Problem details: Output the full listing word for word.
--
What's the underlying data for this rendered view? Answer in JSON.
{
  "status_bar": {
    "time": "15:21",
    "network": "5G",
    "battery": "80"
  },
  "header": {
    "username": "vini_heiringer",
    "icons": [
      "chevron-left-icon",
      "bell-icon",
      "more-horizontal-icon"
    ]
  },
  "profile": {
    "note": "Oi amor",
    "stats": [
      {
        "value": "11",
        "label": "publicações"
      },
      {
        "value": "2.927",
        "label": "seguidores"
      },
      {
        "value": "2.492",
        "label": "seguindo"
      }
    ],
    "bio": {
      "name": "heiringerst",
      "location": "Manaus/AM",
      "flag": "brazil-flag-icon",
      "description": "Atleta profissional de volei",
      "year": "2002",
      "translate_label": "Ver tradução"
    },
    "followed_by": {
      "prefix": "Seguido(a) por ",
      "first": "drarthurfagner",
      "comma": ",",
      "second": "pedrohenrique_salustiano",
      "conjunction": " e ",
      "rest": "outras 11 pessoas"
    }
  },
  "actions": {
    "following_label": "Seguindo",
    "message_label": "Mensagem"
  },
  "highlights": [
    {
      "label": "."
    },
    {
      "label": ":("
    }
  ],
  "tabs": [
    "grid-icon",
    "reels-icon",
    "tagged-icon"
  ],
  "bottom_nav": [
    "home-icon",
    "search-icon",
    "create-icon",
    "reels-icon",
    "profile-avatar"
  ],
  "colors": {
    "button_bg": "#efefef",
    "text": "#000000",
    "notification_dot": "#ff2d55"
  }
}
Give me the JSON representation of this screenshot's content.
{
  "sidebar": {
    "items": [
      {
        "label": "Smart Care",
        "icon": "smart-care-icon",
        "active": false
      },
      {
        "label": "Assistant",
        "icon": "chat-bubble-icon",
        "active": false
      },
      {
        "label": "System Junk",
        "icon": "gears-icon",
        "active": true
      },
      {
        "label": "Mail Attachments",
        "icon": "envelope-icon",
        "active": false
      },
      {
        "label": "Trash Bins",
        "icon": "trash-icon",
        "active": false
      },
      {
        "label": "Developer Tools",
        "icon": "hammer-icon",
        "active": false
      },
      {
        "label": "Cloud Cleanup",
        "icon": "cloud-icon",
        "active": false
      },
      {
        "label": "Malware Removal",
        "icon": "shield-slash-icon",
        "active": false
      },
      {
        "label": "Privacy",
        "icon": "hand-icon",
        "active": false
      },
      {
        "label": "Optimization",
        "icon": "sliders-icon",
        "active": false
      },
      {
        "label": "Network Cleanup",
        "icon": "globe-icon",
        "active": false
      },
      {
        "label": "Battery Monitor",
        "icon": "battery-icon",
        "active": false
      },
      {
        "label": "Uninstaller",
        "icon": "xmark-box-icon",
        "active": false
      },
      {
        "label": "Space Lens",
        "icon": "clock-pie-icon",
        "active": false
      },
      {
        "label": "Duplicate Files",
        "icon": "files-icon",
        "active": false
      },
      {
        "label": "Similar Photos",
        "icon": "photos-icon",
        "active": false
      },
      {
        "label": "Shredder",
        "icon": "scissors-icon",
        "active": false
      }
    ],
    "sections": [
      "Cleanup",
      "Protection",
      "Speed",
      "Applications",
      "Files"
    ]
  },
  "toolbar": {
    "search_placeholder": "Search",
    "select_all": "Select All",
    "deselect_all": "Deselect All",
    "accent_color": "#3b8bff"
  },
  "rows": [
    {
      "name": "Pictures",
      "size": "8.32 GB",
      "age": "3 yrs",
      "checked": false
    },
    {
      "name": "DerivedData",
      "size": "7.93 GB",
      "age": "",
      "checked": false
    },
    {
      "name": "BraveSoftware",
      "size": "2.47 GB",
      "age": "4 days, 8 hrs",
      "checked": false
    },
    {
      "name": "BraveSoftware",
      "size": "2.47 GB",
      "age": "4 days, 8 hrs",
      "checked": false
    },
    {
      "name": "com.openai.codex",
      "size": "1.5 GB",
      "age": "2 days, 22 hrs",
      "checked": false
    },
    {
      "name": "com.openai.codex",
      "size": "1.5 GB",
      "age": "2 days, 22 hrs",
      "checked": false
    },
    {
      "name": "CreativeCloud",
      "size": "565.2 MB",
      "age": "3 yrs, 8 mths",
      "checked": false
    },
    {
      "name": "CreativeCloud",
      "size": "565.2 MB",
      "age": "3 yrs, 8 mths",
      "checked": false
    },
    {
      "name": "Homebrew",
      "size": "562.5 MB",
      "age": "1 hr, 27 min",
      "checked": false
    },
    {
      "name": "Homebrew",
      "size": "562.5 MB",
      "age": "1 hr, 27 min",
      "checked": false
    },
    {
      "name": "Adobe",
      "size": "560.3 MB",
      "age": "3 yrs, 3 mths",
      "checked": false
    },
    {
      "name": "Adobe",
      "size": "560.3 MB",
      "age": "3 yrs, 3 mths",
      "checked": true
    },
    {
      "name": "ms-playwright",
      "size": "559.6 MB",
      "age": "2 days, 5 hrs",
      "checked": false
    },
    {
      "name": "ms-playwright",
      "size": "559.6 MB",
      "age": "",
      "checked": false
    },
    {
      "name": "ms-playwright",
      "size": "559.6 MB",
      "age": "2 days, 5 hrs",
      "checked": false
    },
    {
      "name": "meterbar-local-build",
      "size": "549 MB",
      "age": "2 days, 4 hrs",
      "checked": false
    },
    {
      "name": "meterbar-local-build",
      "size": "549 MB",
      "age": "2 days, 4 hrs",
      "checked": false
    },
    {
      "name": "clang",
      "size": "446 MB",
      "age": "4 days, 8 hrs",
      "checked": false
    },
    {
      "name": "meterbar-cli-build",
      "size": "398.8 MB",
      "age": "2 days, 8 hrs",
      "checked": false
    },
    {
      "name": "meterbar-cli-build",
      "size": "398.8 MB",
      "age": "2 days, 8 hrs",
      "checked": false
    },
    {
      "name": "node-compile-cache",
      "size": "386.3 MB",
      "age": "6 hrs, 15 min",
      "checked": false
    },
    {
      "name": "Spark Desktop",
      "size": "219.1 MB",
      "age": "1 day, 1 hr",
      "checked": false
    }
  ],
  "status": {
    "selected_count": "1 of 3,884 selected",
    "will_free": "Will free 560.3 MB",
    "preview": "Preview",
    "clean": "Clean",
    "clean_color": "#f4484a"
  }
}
--
Exercise response:
What's the underlying data for this rendered view? Answer in JSON.
{
  "status_bar": {
    "time": "15:21",
    "network": "5G",
    "battery": "80"
  },
  "header": {
    "username": "vini_heiringer",
    "icons": [
      "chevron-left-icon",
      "bell-icon",
      "more-horizontal-icon"
    ]
  },
  "profile": {
    "note": "Oi amor",
    "stats": [
      {
        "value": "11",
        "label": "publicações"
      },
      {
        "value": "2.927",
        "label": "seguidores"
      },
      {
        "value": "2.492",
        "label": "seguindo"
      }
    ],
    "bio": {
      "name": "heiringerst",
      "location": "Manaus/AM",
      "flag": "brazil-flag-icon",
      "description": "Atleta profissional de volei",
      "year": "2002",
      "translate_label": "Ver tradução"
    },
    "followed_by": {
      "prefix": "Seguido(a) por ",
      "first": "drarthurfagner",
      "comma": ",",
      "second": "pedrohenrique_salustiano",
      "conjunction": " e ",
      "rest": "outras 11 pessoas"
    }
  },
  "actions": {
    "following_label": "Seguindo",
    "message_label": "Mensagem"
  },
  "highlights": [
    {
      "label": "."
    },
    {
      "label": ":("
    }
  ],
  "tabs": [
    "grid-icon",
    "reels-icon",
    "tagged-icon"
  ],
  "bottom_nav": [
    "home-icon",
    "search-icon",
    "create-icon",
    "reels-icon",
    "profile-avatar"
  ],
  "colors": {
    "button_bg": "#efefef",
    "text": "#000000",
    "notification_dot": "#ff2d55"
  }
}
Give me the JSON representation of this screenshot's content.
{
  "sidebar": {
    "items": [
      {
        "label": "Smart Care",
        "icon": "smart-care-icon",
        "active": false
      },
      {
        "label": "Assistant",
        "icon": "chat-bubble-icon",
        "active": false
      },
      {
        "label": "System Junk",
        "icon": "gears-icon",
        "active": true
      },
      {
        "label": "Mail Attachments",
        "icon": "envelope-icon",
        "active": false
      },
      {
        "label": "Trash Bins",
        "icon": "trash-icon",
        "active": false
      },
      {
        "label": "Developer Tools",
        "icon": "hammer-icon",
        "active": false
      },
      {
        "label": "Cloud Cleanup",
        "icon": "cloud-icon",
        "active": false
      },
      {
        "label": "Malware Removal",
        "icon": "shield-slash-icon",
        "active": false
      },
      {
        "label": "Privacy",
        "icon": "hand-icon",
        "active": false
      },
      {
        "label": "Optimization",
        "icon": "sliders-icon",
        "active": false
      },
      {
        "label": "Network Cleanup",
        "icon": "globe-icon",
        "active": false
      },
      {
        "label": "Battery Monitor",
        "icon": "battery-icon",
        "active": false
      },
      {
        "label": "Uninstaller",
        "icon": "xmark-box-icon",
        "active": false
      },
      {
        "label": "Space Lens",
        "icon": "clock-pie-icon",
        "active": false
      },
      {
        "label": "Duplicate Files",
        "icon": "files-icon",
        "active": false
      },
      {
        "label": "Similar Photos",
        "icon": "photos-icon",
        "active": false
      },
      {
        "label": "Shredder",
        "icon": "scissors-icon",
        "active": false
      }
    ],
    "sections": [
      "Cleanup",
      "Protection",
      "Speed",
      "Applications",
      "Files"
    ]
  },
  "toolbar": {
    "search_placeholder": "Search",
    "select_all": "Select All",
    "deselect_all": "Deselect All",
    "accent_color": "#3b8bff"
  },
  "rows": [
    {
      "name": "Pictures",
      "size": "8.32 GB",
      "age": "3 yrs",
      "checked": false
    },
    {
      "name": "DerivedData",
      "size": "7.93 GB",
      "age": "",
      "checked": false
    },
    {
      "name": "BraveSoftware",
      "size": "2.47 GB",
      "age": "4 days, 8 hrs",
      "checked": false
    },
    {
      "name": "BraveSoftware",
      "size": "2.47 GB",
      "age": "4 days, 8 hrs",
      "checked": false
    },
    {
      "name": "com.openai.codex",
      "size": "1.5 GB",
      "age": "2 days, 22 hrs",
      "checked": false
    },
    {
      "name": "com.openai.codex",
      "size": "1.5 GB",
      "age": "2 days, 22 hrs",
      "checked": false
    },
    {
      "name": "CreativeCloud",
      "size": "565.2 MB",
      "age": "3 yrs, 8 mths",
      "checked": false
    },
    {
      "name": "CreativeCloud",
      "size": "565.2 MB",
      "age": "3 yrs, 8 mths",
      "checked": false
    },
    {
      "name": "Homebrew",
      "size": "562.5 MB",
      "age": "1 hr, 27 min",
      "checked": false
    },
    {
      "name": "Homebrew",
      "size": "562.5 MB",
      "age": "1 hr, 27 min",
      "checked": false
    },
    {
      "name": "Adobe",
      "size": "560.3 MB",
      "age": "3 yrs, 3 mths",
      "checked": false
    },
    {
      "name": "Adobe",
      "size": "560.3 MB",
      "age": "3 yrs, 3 mths",
      "checked": true
    },
    {
      "name": "ms-playwright",
      "size": "559.6 MB",
      "age": "2 days, 5 hrs",
      "checked": false
    },
    {
      "name": "ms-playwright",
      "size": "559.6 MB",
      "age": "",
      "checked": false
    },
    {
      "name": "ms-playwright",
      "size": "559.6 MB",
      "age": "2 days, 5 hrs",
      "checked": false
    },
    {
      "name": "meterbar-local-build",
      "size": "549 MB",
      "age": "2 days, 4 hrs",
      "checked": false
    },
    {
      "name": "meterbar-local-build",
      "size": "549 MB",
      "age": "2 days, 4 hrs",
      "checked": false
    },
    {
      "name": "clang",
      "size": "446 MB",
      "age": "4 days, 8 hrs",
      "checked": false
    },
    {
      "name": "meterbar-cli-build",
      "size": "398.8 MB",
      "age": "2 days, 8 hrs",
      "checked": false
    },
    {
      "name": "meterbar-cli-build",
      "size": "398.8 MB",
      "age": "2 days, 8 hrs",
      "checked": false
    },
    {
      "name": "node-compile-cache",
      "size": "386.3 MB",
      "age": "6 hrs, 15 min",
      "checked": false
    },
    {
      "name": "Spark Desktop",
      "size": "219.1 MB",
      "age": "1 day, 1 hr",
      "checked": false
    }
  ],
  "status": {
    "selected_count": "1 of 3,884 selected",
    "will_free": "Will free 560.3 MB",
    "preview": "Preview",
    "clean": "Clean",
    "clean_color": "#f4484a"
  }
}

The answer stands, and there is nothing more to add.